EXTRAIT DU TEXTE:
Publié le 5 mai 2021 à 9h30 - Dernière mise à jour le 31 octobre 2022 à 17h57
L’Institut de l’élevage et la ferme expérimentale de Carmejane poursuivent leurs études afin de mettre au point une application d’aide au gardiennage des petits ruminants dans les espaces pastoraux.
Ce 19 avril, alors que la seconde séquence a débuté une dizaine de jours plus tôt, rendez-vous a été donné sur les parcours où pâturent les brebis du troupeau de la ferme expérimentale de Carmejane. La mission : changer les colliers qui ont été mis au cou de plusieurs d’entre elles et de leurs cinq chiens de protection.
Des colliers pas comme les autres, qui ont été conçus dans le cadre du projet CLOChèTE (Caractérisation du comportement et localisation des ovins et caprins grâce aux technologies embarquées). Ce projet multi-partenarial, financé par le Casdar, avait pour but de réaliser un outil d’aide au gardiennage des troupeaux de petits ruminants dans les espaces pastoraux par l’utilisation de capteurs embarqués associant GPS et accéléromètre.
«À terme, l’objectif est de développer une application qui puisse être accessible via son téléphone mobile. Pour l’instant, nous n’en sommes pas là et les données sont enregistrées dans les colliers. Il faut donc les changer en fonction des capacités de stockage et des batteries, soit tous les neuf jours », indique François Demarquet, directeur de l’exploitation expérimentale de Carmejane.
Un gros potentiel
En fait, le projet CLOChèTE s’est achevé en décembre dernier. Mais l’intérêt potentiel pour les éleveurs que les technologies utilisées avaient montré méritait d’être approfondi. Raison pour laquelle l’Institut de l’élevage et la ferme expérimentale de Carmejane ont organisé en mars et avril deux séquences de 18 jours visant à tester sur le terrain les résultats de l’étude.

CONSIGNE:
Pourriez-vous prolonger l'article sur les colliers GPS des brebis de Carmejane en reprenant juste après sa dernière phrase ?

JEU DE DONNÉES:
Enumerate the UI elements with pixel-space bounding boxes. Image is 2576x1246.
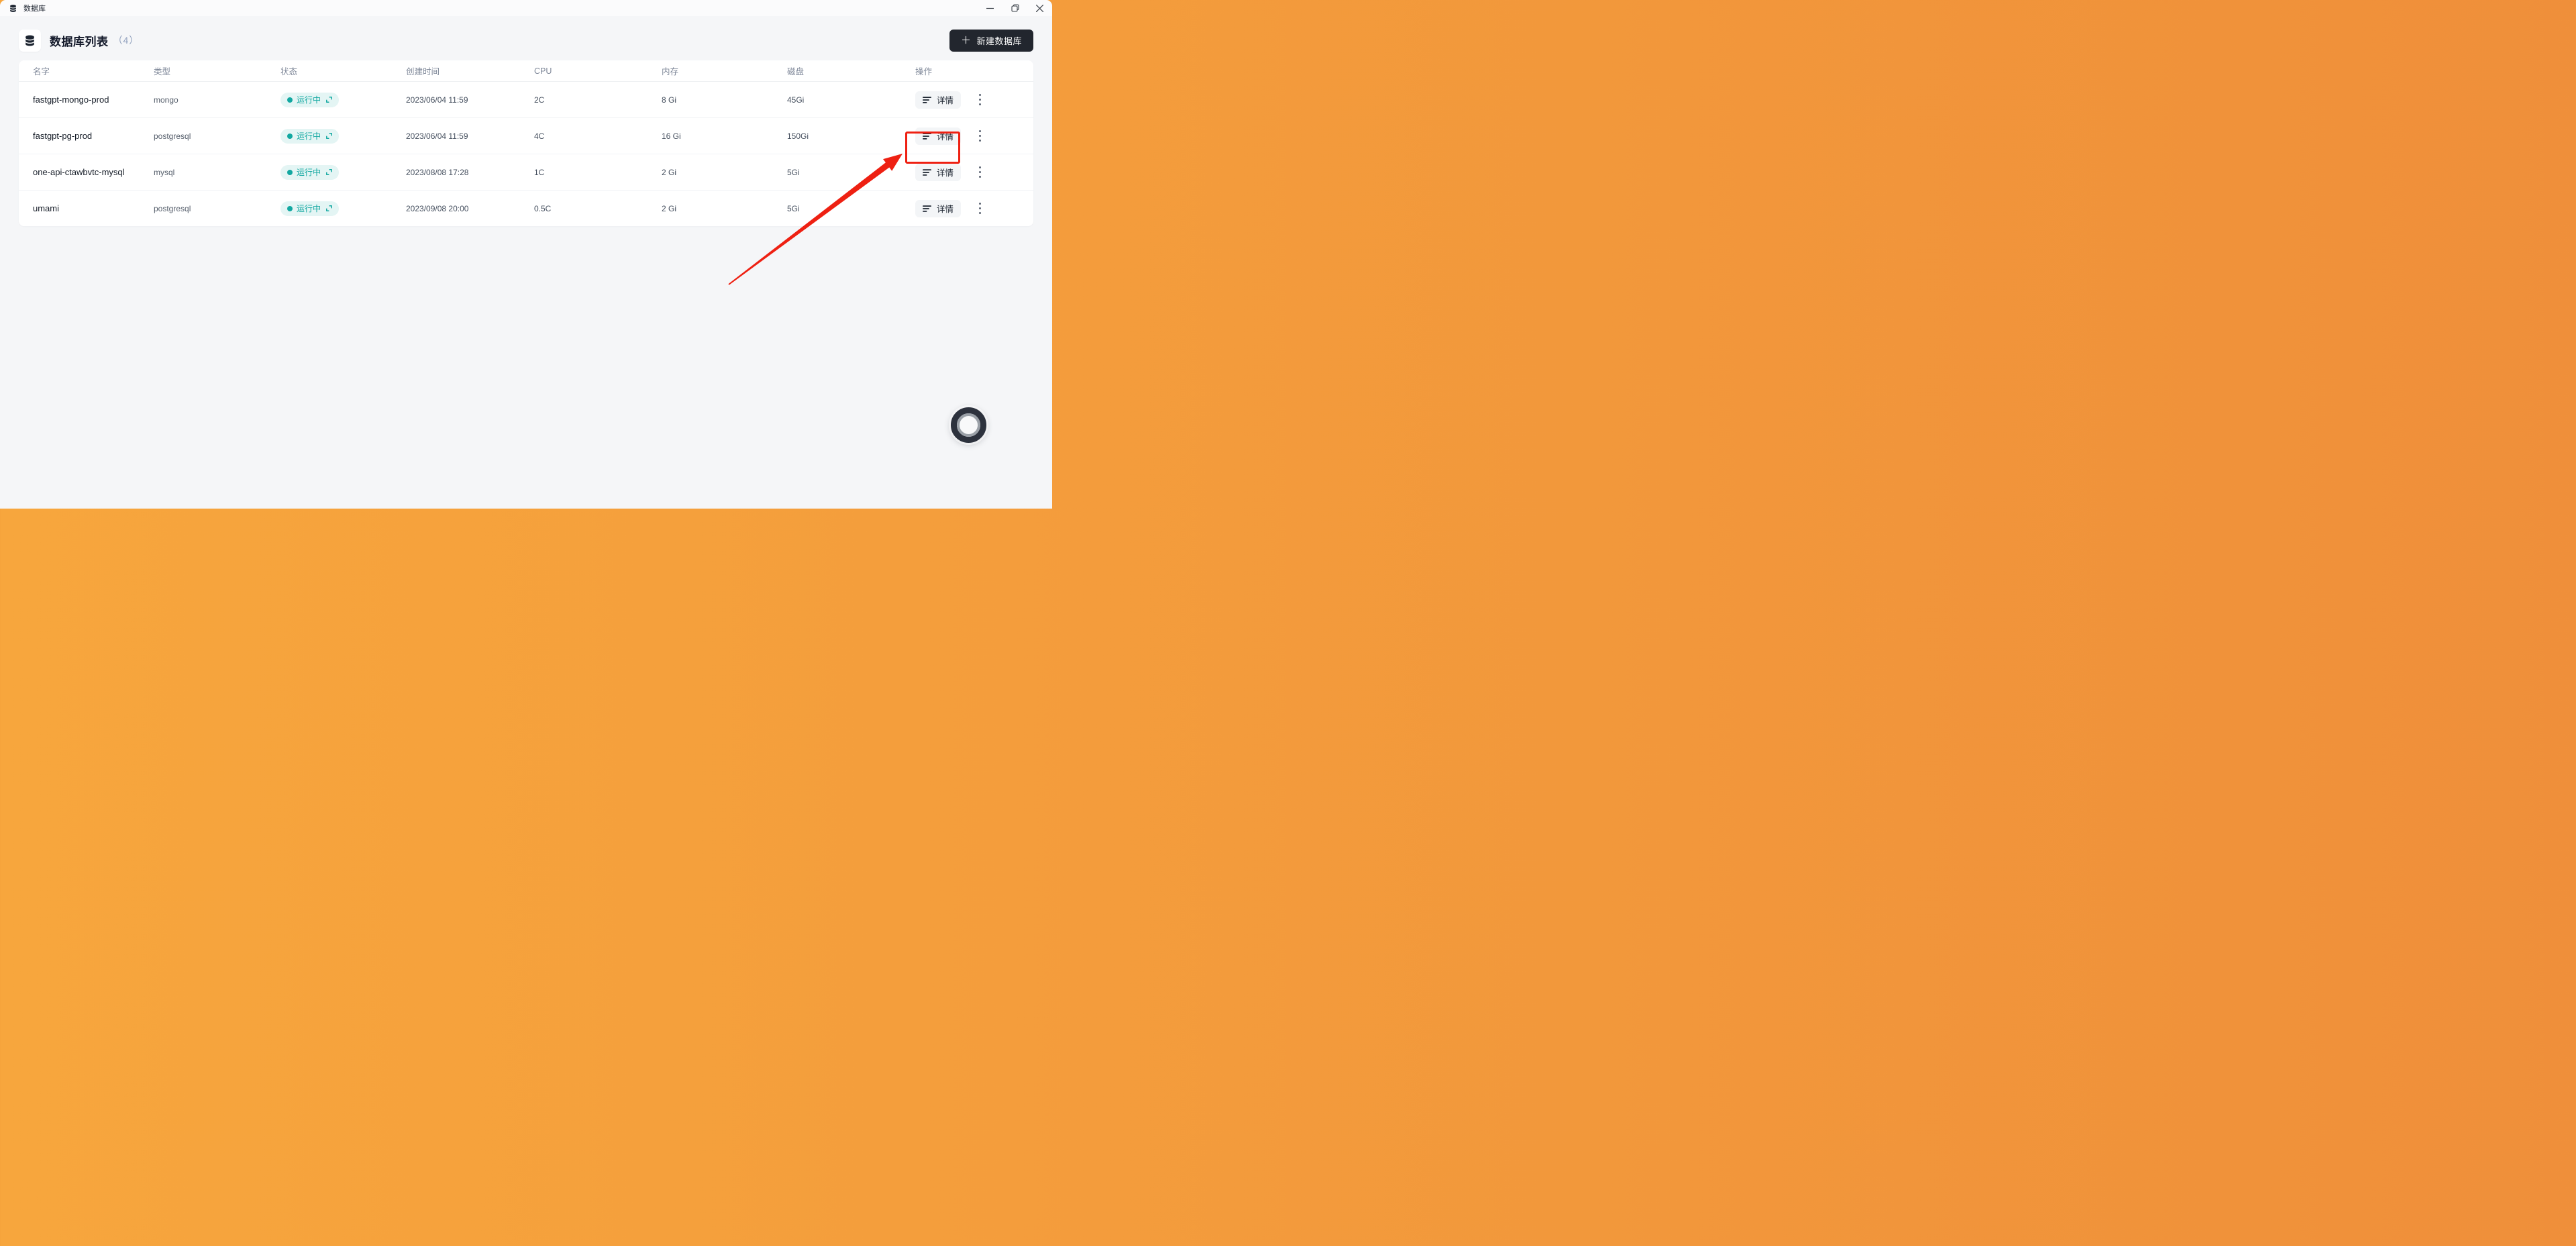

RÉPONSE ATTENDUE:
« Nous avons décidé de poursuivre un peu les expériences, principalement en autofinancement, parce que nous nous sommes rendu compte qu’il y avait plein de potentialités que nous n’avions pas eu le temps de tester vraiment sur un cas concret. Jusqu’à présent, nous avions juste montré que cela pouvait marcher, mais pas sur des séquences suffisamment longues pour évaluer si cela pouvait vraiment être utile pour les éleveurs et les bergers. Le but, là, est de faire le point sur les informations que l’on peut avoir au niveau des comportements des animaux et d’établir comment ces informations pourront ensuite être réutilisées par les éleveurs et les bergers », explique Pierre-Guillaume Grisot, du service production de viande à l’Institut de l’élevage.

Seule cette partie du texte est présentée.